─── PROVIDED ENTRIES ───

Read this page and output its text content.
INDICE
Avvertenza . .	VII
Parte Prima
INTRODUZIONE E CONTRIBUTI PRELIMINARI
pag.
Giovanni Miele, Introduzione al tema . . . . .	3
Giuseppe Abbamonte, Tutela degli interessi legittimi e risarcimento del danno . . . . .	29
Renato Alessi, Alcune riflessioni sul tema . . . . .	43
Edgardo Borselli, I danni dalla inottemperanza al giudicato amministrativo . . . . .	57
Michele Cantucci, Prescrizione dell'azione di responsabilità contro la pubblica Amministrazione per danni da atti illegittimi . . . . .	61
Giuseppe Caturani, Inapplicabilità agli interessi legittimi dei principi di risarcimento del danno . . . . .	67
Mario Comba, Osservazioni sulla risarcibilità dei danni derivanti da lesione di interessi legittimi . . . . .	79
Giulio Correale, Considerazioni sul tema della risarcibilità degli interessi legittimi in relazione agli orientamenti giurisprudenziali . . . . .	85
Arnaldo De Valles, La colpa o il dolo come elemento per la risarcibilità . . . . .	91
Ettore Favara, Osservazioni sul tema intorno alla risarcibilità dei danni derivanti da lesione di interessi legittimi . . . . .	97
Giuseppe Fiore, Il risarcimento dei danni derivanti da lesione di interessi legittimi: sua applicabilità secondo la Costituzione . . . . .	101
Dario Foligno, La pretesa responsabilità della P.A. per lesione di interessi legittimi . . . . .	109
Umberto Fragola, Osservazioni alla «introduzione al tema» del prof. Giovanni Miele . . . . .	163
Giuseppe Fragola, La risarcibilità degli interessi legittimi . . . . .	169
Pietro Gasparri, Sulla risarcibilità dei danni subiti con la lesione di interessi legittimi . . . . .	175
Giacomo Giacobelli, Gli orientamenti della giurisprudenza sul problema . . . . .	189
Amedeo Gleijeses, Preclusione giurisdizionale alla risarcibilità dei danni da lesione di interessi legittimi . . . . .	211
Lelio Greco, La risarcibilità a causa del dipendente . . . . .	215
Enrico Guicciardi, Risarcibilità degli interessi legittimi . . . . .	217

───

> _DO THIS_
Copy the data above in full, character for character.

> _RESULT_
Read this page and output its text content.
INDICE
Avvertenza . .	VII
Parte Prima
INTRODUZIONE E CONTRIBUTI PRELIMINARI
pag.
Giovanni Miele, Introduzione al tema . . . . .	3
Giuseppe Abbamonte, Tutela degli interessi legittimi e risarcimento del danno . . . . .	29
Renato Alessi, Alcune riflessioni sul tema . . . . .	43
Edgardo Borselli, I danni dalla inottemperanza al giudicato amministrativo . . . . .	57
Michele Cantucci, Prescrizione dell'azione di responsabilità contro la pubblica Amministrazione per danni da atti illegittimi . . . . .	61
Giuseppe Caturani, Inapplicabilità agli interessi legittimi dei principi di risarcimento del danno . . . . .	67
Mario Comba, Osservazioni sulla risarcibilità dei danni derivanti da lesione di interessi legittimi . . . . .	79
Giulio Correale, Considerazioni sul tema della risarcibilità degli interessi legittimi in relazione agli orientamenti giurisprudenziali . . . . .	85
Arnaldo De Valles, La colpa o il dolo come elemento per la risarcibilità . . . . .	91
Ettore Favara, Osservazioni sul tema intorno alla risarcibilità dei danni derivanti da lesione di interessi legittimi . . . . .	97
Giuseppe Fiore, Il risarcimento dei danni derivanti da lesione di interessi legittimi: sua applicabilità secondo la Costituzione . . . . .	101
Dario Foligno, La pretesa responsabilità della P.A. per lesione di interessi legittimi . . . . .	109
Umberto Fragola, Osservazioni alla «introduzione al tema» del prof. Giovanni Miele . . . . .	163
Giuseppe Fragola, La risarcibilità degli interessi legittimi . . . . .	169
Pietro Gasparri, Sulla risarcibilità dei danni subiti con la lesione di interessi legittimi . . . . .	175
Giacomo Giacobelli, Gli orientamenti della giurisprudenza sul problema . . . . .	189
Amedeo Gleijeses, Preclusione giurisdizionale alla risarcibilità dei danni da lesione di interessi legittimi . . . . .	211
Lelio Greco, La risarcibilità a causa del dipendente . . . . .	215
Enrico Guicciardi, Risarcibilità degli interessi legittimi . . . . .	217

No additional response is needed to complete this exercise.